## Task goal
Show every line in the entries below where the word "change" appears.

──────── Provided information

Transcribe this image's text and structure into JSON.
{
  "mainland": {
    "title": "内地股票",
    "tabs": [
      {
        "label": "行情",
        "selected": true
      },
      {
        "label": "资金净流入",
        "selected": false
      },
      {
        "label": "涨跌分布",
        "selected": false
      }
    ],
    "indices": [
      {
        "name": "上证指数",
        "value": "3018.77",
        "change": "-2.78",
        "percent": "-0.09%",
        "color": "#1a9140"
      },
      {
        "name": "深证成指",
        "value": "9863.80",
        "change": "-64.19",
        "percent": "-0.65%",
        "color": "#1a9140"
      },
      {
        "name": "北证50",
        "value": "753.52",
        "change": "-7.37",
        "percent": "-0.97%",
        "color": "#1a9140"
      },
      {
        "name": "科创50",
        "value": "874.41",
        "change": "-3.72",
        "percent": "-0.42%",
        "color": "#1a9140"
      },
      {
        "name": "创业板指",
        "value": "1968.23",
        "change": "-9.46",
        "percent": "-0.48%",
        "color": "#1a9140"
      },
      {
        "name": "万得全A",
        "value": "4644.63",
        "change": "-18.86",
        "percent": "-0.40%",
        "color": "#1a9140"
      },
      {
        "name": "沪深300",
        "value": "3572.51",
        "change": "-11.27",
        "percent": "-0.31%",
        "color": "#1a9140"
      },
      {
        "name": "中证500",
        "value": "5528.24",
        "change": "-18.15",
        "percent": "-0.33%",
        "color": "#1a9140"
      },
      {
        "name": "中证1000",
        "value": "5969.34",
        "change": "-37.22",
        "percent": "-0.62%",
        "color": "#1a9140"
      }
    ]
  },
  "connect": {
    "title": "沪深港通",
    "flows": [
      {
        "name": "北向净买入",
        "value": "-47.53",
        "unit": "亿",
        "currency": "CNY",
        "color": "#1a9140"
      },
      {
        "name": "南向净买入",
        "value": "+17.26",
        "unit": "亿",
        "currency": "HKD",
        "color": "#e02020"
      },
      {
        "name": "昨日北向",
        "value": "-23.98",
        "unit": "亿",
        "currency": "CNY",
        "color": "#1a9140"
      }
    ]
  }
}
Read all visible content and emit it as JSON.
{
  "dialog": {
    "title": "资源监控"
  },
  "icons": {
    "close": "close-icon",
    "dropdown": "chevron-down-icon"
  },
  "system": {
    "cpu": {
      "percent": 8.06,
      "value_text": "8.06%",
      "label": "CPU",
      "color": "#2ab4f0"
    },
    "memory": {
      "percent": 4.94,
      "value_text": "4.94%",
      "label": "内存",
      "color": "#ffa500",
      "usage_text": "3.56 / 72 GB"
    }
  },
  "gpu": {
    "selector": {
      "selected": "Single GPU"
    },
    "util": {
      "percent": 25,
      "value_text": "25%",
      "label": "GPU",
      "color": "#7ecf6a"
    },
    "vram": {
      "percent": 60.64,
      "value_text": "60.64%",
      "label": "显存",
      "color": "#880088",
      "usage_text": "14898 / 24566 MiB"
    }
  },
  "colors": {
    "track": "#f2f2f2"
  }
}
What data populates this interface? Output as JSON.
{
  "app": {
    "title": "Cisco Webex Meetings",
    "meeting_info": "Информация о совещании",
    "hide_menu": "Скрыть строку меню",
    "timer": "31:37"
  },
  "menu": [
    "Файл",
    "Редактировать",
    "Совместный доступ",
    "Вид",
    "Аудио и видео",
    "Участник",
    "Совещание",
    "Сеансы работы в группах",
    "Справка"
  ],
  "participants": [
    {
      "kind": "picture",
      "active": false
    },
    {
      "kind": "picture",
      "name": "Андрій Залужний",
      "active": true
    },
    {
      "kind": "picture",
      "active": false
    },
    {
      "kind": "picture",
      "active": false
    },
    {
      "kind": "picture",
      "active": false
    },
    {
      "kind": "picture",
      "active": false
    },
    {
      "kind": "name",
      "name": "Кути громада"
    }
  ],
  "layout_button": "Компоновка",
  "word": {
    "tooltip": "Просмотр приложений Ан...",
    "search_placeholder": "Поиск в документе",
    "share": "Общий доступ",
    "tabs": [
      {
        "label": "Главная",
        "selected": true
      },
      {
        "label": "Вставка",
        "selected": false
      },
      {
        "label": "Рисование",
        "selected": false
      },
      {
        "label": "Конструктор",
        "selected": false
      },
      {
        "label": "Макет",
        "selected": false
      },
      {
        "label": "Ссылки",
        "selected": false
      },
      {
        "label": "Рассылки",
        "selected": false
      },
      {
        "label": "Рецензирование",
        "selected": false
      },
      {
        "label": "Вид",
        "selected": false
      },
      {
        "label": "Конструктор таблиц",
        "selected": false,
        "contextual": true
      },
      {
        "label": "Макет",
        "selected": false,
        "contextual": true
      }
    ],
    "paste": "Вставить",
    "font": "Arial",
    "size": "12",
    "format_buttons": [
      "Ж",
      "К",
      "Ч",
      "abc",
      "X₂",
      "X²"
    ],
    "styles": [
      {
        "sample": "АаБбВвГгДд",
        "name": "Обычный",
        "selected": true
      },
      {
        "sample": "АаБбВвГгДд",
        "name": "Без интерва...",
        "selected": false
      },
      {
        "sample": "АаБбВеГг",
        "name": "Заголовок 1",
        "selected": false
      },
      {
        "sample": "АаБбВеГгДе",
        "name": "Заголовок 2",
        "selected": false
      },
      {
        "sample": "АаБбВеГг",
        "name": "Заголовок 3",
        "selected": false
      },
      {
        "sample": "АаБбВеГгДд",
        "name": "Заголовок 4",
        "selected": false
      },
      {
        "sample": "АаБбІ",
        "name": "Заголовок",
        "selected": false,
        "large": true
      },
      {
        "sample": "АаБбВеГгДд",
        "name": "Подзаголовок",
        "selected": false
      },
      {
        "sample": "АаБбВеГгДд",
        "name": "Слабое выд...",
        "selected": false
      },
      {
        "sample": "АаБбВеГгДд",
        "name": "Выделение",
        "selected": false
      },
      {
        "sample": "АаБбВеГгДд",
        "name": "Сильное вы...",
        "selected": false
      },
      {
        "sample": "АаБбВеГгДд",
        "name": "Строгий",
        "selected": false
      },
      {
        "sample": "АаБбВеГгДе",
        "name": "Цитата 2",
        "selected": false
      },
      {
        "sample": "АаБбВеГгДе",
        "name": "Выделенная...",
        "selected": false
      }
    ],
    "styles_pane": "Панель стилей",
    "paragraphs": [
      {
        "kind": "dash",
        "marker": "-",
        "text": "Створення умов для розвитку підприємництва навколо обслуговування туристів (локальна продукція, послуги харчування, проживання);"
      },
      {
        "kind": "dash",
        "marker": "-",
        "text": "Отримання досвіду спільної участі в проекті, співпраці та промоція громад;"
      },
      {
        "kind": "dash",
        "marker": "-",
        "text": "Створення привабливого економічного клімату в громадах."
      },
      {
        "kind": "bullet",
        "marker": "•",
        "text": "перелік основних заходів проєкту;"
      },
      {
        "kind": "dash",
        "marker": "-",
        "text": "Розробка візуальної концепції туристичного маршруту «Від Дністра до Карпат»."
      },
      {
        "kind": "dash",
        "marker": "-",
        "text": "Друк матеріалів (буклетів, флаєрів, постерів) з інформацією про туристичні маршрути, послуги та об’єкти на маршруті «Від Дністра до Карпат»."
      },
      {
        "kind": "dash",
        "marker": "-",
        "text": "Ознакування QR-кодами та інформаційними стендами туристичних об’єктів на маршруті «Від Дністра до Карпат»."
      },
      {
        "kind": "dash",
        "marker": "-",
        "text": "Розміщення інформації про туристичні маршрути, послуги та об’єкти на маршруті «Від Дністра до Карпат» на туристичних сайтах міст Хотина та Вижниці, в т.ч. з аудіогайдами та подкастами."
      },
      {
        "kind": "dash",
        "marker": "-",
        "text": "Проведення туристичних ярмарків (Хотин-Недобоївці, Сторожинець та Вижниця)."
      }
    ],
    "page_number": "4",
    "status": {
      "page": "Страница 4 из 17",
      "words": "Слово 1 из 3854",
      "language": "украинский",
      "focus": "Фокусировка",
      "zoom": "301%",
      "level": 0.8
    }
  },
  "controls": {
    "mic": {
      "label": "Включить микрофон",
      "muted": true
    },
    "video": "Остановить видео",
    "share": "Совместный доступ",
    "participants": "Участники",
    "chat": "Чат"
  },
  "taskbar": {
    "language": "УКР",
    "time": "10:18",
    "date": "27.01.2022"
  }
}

────────────────

## Answer for this exercise
        "change": "-2.78",
        "change": "-64.19",
        "change": "-7.37",
        "change": "-3.72",
        "change": "-9.46",
        "change": "-18.86",
        "change": "-11.27",
        "change": "-18.15",
        "change": "-37.22",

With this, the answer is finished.